The problem — Render as a Markdown table with columns Num and Line the part of the records that opens with the line containing "x-box-icon[interactable] [393, 152, 414, 172]" and closes with the line containing "arrow-down-icon [611, 179, 620, 184]", one numbered row per line and blank lines omitted.

######

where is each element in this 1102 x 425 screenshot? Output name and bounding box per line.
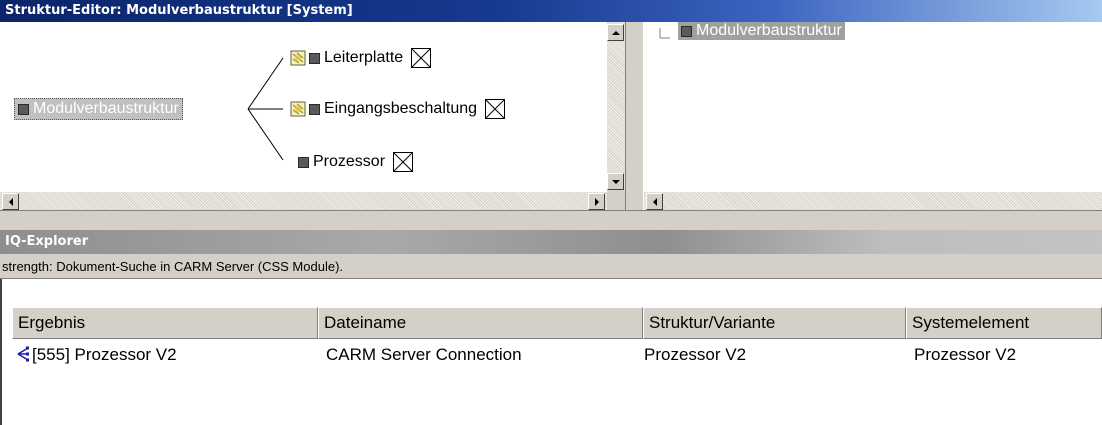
x-box-icon[interactable] [393, 152, 414, 172]
x-box-icon[interactable] [411, 48, 432, 68]
column-header-ergebnis[interactable]: Ergebnis [12, 307, 318, 339]
pane-splitter[interactable] [625, 22, 644, 228]
arrow-right-icon [594, 197, 599, 206]
document-icon [290, 101, 306, 117]
gray-square-icon [681, 25, 692, 37]
arrow-left-icon [8, 197, 13, 206]
list-item-label: Modulverbaustruktur [696, 22, 842, 39]
scroll-right-button[interactable] [588, 193, 605, 210]
column-header-dateiname[interactable]: Dateiname [318, 307, 643, 339]
column-header-systemelement[interactable]: Systemelement [906, 307, 1102, 339]
cell-systemelement[interactable]: Prozessor V2 [914, 342, 1100, 368]
arrow-down-icon [611, 179, 620, 184]
tree-node-prozessor[interactable]: Prozessor [298, 152, 414, 172]
column-header-struktur-variante[interactable]: Struktur/Variante [643, 307, 906, 339]
tree-hierarchy-icon [17, 346, 29, 362]
scroll-corner [607, 190, 625, 210]
list-horizontal-scrollbar[interactable] [644, 192, 1102, 210]
iq-explorer-title: IQ-Explorer [0, 230, 1102, 254]
tree-node-label: Leiterplatte [324, 49, 404, 66]
gray-square-icon [309, 52, 320, 64]
tree-node-eingangsbeschaltung[interactable]: Eingangsbeschaltung [290, 99, 506, 119]
tree-node-label: Prozessor [313, 153, 386, 170]
list-item-modulverbaustruktur[interactable]: Modulverbaustruktur [678, 22, 845, 40]
arrow-left-icon [652, 197, 657, 206]
tree-vertical-scrollbar[interactable] [607, 22, 625, 190]
arrow-up-icon [611, 30, 620, 35]
scroll-left-button[interactable] [646, 193, 663, 210]
tree-node-leiterplatte[interactable]: Leiterplatte [290, 48, 432, 68]
scroll-down-button[interactable] [607, 173, 624, 190]
tree-pane[interactable]: Modulverbaustruktur Leiterplatte Eingang… [0, 22, 625, 228]
tree-node-label: Eingangsbeschaltung [324, 100, 478, 117]
cell-dateiname[interactable]: CARM Server Connection [326, 342, 641, 368]
x-box-icon[interactable] [485, 99, 506, 119]
tree-horizontal-scrollbar[interactable] [0, 192, 607, 210]
pane-bottom-border [0, 210, 1102, 230]
connector-prozessor [247, 108, 284, 161]
search-status-text: strength: Dokument-Suche in CARM Server … [0, 254, 1102, 279]
cell-ergebnis[interactable]: [555] Prozessor V2 [32, 342, 316, 368]
tree-root-label: Modulverbaustruktur [33, 100, 179, 117]
connector-leiterplatte [247, 57, 284, 110]
scroll-left-button[interactable] [2, 193, 19, 210]
scroll-up-button[interactable] [607, 24, 624, 41]
document-icon [290, 50, 306, 66]
gray-square-icon [18, 103, 29, 115]
tree-root-node[interactable]: Modulverbaustruktur [14, 98, 183, 120]
cell-struktur-variante[interactable]: Prozessor V2 [644, 342, 904, 368]
tree-line-icon [659, 28, 670, 39]
list-pane[interactable]: Modulverbaustruktur [644, 22, 1102, 228]
gray-square-icon [309, 103, 320, 115]
gray-square-icon [298, 156, 309, 168]
structure-editor-title: Struktur-Editor: Modulverbaustruktur [Sy… [0, 0, 1102, 22]
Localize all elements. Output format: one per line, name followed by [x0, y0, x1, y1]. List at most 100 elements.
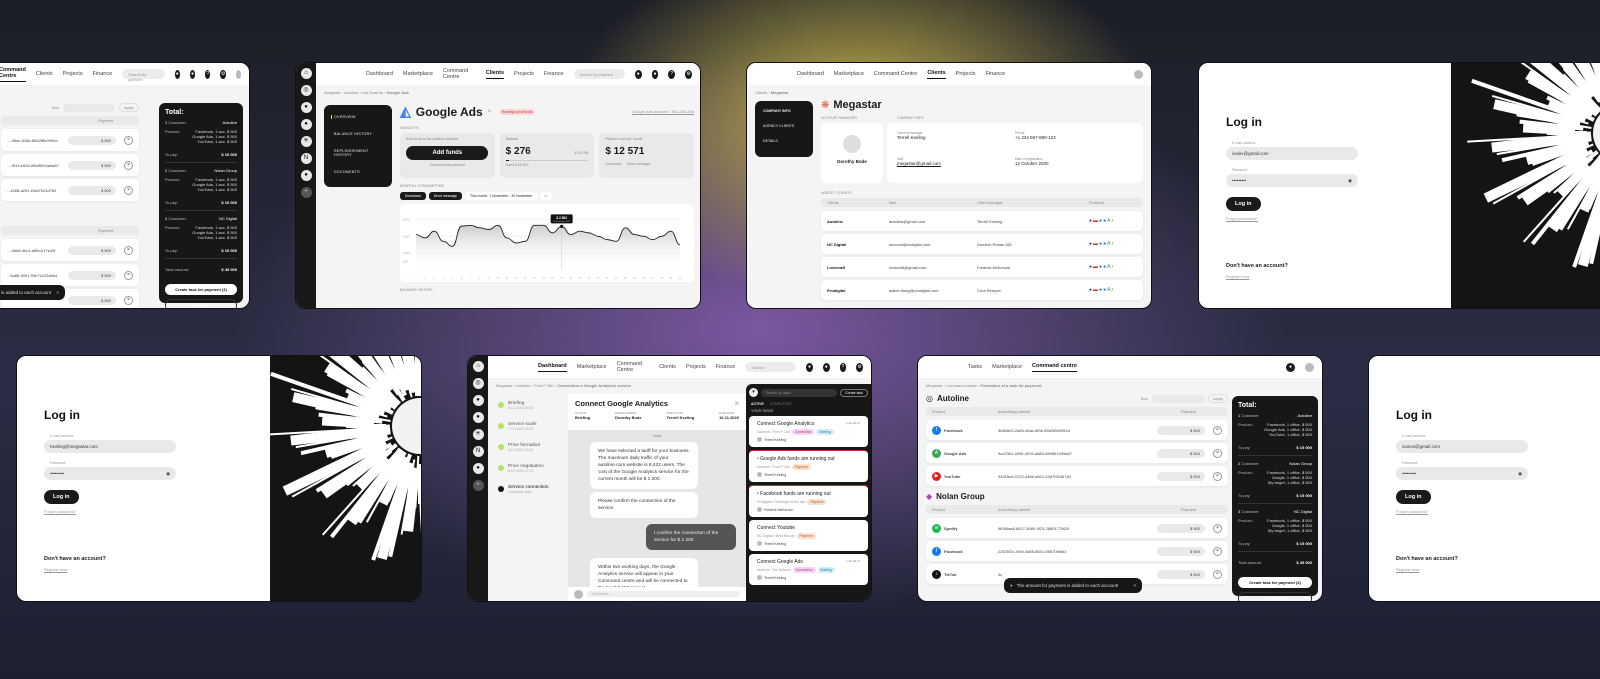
nav-marketplace[interactable]: Marketplace [577, 364, 607, 370]
remove-button[interactable]: × [1213, 448, 1222, 458]
cancel-button[interactable]: Cancel [1238, 592, 1312, 601]
platform-icon[interactable]: N [472, 446, 484, 457]
email-field[interactable]: ivanov@gmail.com [1396, 440, 1528, 453]
platform-icon[interactable]: ● [300, 119, 312, 130]
crumb[interactable]: Ford F 150 [534, 383, 554, 388]
platform-icon[interactable]: ● [300, 102, 312, 113]
instagram-icon[interactable]: ◎ [300, 85, 312, 96]
task-card[interactable]: Connect Youtube NC Digital / Best Beauty… [749, 520, 868, 551]
task-search-input[interactable]: Search by tasks [761, 388, 838, 397]
remove-button[interactable]: × [1213, 471, 1222, 481]
payment-input[interactable]: $ 500 [1157, 471, 1205, 481]
nav-command-centre[interactable]: Command Centre [443, 68, 476, 80]
nav-command-centre[interactable]: Command Centre [0, 67, 26, 82]
payment-input[interactable]: $ 500 [68, 185, 116, 195]
basket-icon[interactable]: ● [634, 69, 642, 79]
help-icon[interactable]: ? [668, 69, 676, 79]
apply-button[interactable]: Apply [118, 103, 139, 112]
password-field[interactable]: ••••••••• ◉ [44, 467, 176, 480]
crumb[interactable]: Clients [755, 90, 767, 95]
chevron-right-icon[interactable]: › [1111, 287, 1113, 293]
nav-dashboard[interactable]: Dashboard [538, 363, 567, 372]
help-icon[interactable]: ? [205, 69, 211, 79]
close-icon[interactable]: × [734, 399, 739, 408]
period-arrows[interactable]: ‹ › [540, 192, 552, 200]
apply-button[interactable]: Apply [1207, 394, 1228, 403]
platform-icon[interactable]: ● [472, 395, 484, 406]
bell-icon[interactable]: ● [189, 69, 196, 79]
crumb[interactable]: Command centre [946, 383, 977, 388]
location-icon[interactable]: ● [472, 463, 484, 474]
add-funds-button[interactable]: Add funds [406, 146, 489, 160]
instagram-icon[interactable]: ◎ [472, 378, 484, 389]
nav-clients[interactable]: Clients [659, 364, 676, 370]
comment-input[interactable]: Comment ... [587, 591, 740, 597]
password-field[interactable]: ••••••••• ◉ [1396, 467, 1528, 480]
client-name[interactable]: Lovecraft [827, 265, 889, 270]
nav-projects[interactable]: Projects [956, 71, 976, 77]
send-message-link[interactable]: Send message [627, 162, 650, 166]
account-link[interactable]: Google Ads account · 361-284-489 [632, 109, 694, 114]
download-button[interactable]: Download [400, 192, 426, 200]
platform-icon[interactable]: ● [472, 412, 484, 423]
payment-input[interactable]: $ 500 [68, 270, 116, 280]
tab-active[interactable]: ACTIVE [751, 402, 764, 406]
create-payment-task-button[interactable]: Create task for payment (3) [165, 284, 237, 295]
eye-icon[interactable]: ◉ [1348, 178, 1352, 183]
email-field[interactable]: ivalov@gmail.com [1226, 147, 1358, 160]
close-icon[interactable]: × [56, 290, 59, 295]
payment-input[interactable]: $ 500 [1157, 425, 1205, 435]
password-field[interactable]: ••••••••• ◉ [1226, 174, 1358, 187]
nav-projects[interactable]: Projects [686, 364, 706, 370]
remove-button[interactable]: × [1213, 523, 1222, 533]
auto-payment-link[interactable]: Connect auto payment [406, 163, 489, 167]
task-card[interactable]: Connect Google Analytics until 18.11 Auto… [749, 416, 868, 447]
send-message-button[interactable]: Send message [428, 192, 462, 200]
add-icon[interactable]: + [472, 480, 484, 491]
gear-icon[interactable]: ⚙ [220, 69, 226, 79]
chevron-right-icon[interactable]: › [1111, 218, 1113, 224]
home-icon[interactable]: ⌂ [300, 68, 312, 79]
side-overview[interactable]: OVERVIEW [331, 115, 382, 119]
nav-dashboard[interactable]: Dashboard [366, 71, 393, 77]
filter-icon[interactable]: ▾ [749, 388, 758, 397]
edit-icon[interactable]: ✎ [488, 109, 492, 115]
crumb[interactable]: Megastar [926, 383, 943, 388]
widget-label[interactable]: Platform cost per month [605, 137, 688, 141]
notification-icon[interactable]: ● [1286, 362, 1295, 372]
forgot-password-link[interactable]: Forgot password? [44, 509, 176, 514]
nav-tasks[interactable]: Tasks [968, 364, 982, 370]
nav-clients[interactable]: Clients [36, 71, 53, 77]
period-select[interactable]: This month: 1 November - 30 November [464, 192, 538, 200]
payment-input[interactable]: $ 500 [1157, 546, 1205, 556]
eye-icon[interactable]: ◉ [1518, 471, 1522, 476]
remove-button[interactable]: × [124, 245, 133, 255]
nav-marketplace[interactable]: Marketplace [992, 364, 1022, 370]
login-button[interactable]: Log in [1396, 490, 1431, 504]
avatar[interactable] [1134, 69, 1143, 79]
nav-command-centre[interactable]: Command Centre [617, 361, 649, 373]
remove-button[interactable]: × [1213, 425, 1222, 435]
register-link[interactable]: Register now [44, 567, 176, 572]
nav-marketplace[interactable]: Marketplace [834, 71, 864, 77]
client-name[interactable]: Prodigital [827, 288, 889, 293]
cancel-button[interactable]: Cancel [165, 299, 237, 308]
avatar[interactable] [1305, 362, 1314, 372]
side-documents[interactable]: DOCUMENTS [334, 170, 382, 174]
payment-input[interactable]: $ 500 [1157, 569, 1205, 579]
crumb[interactable]: Megastar [496, 383, 513, 388]
task-card[interactable]: Connect Google Ads until 18.11 Autoline /… [749, 554, 868, 585]
side-replenishment-history[interactable]: REPLENISHMENT HISTORY [334, 149, 382, 157]
crumb[interactable]: Megastar [324, 90, 341, 95]
platform-icon[interactable]: ✳ [472, 429, 484, 440]
payment-input[interactable]: $ 500 [1157, 523, 1205, 533]
data-point-highlight[interactable] [560, 224, 564, 229]
chevron-right-icon[interactable]: › [1111, 264, 1113, 270]
monthly-consumption-label[interactable]: MONTHLY CONSUMPTION [400, 184, 694, 188]
nav-finance[interactable]: Finance [544, 71, 564, 77]
table-row[interactable]: NC Digital account@ncdigital.com Dominic… [821, 234, 1143, 254]
nav-command-centre[interactable]: Command centre [1032, 363, 1077, 372]
remove-button[interactable]: × [1213, 546, 1222, 556]
remove-button[interactable]: × [124, 160, 133, 170]
add-icon[interactable]: + [300, 187, 312, 198]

######

Result for this exercise —
| Num | Line |
|---|---|
| 1 | x-box-icon[interactable] [393, 152, 414, 172] |
| 2 | x-box-icon[interactable] [411, 48, 432, 68] |
| 3 | column-header-ergebnis[interactable]: Ergebnis [12, 307, 318, 339] |
| 4 | pane-splitter[interactable] [625, 22, 644, 228] |
| 5 | arrow-right-icon [594, 197, 599, 206] |
| 6 | document-icon [290, 101, 306, 117] |
| 7 | gray-square-icon [681, 25, 692, 37] |
| 8 | arrow-left-icon [8, 197, 13, 206] |
| 9 | list-item-label: Modulverbaustruktur [696, 22, 842, 39] |
| 10 | scroll-right-button[interactable] [588, 193, 605, 210] |
| 11 | column-header-dateiname[interactable]: Dateiname [318, 307, 643, 339] |
| 12 | column-header-systemelement[interactable]: Systemelement [906, 307, 1102, 339] |
| 13 | cell-systemelement[interactable]: Prozessor V2 [914, 342, 1100, 368] |
| 14 | arrow-down-icon [611, 179, 620, 184] |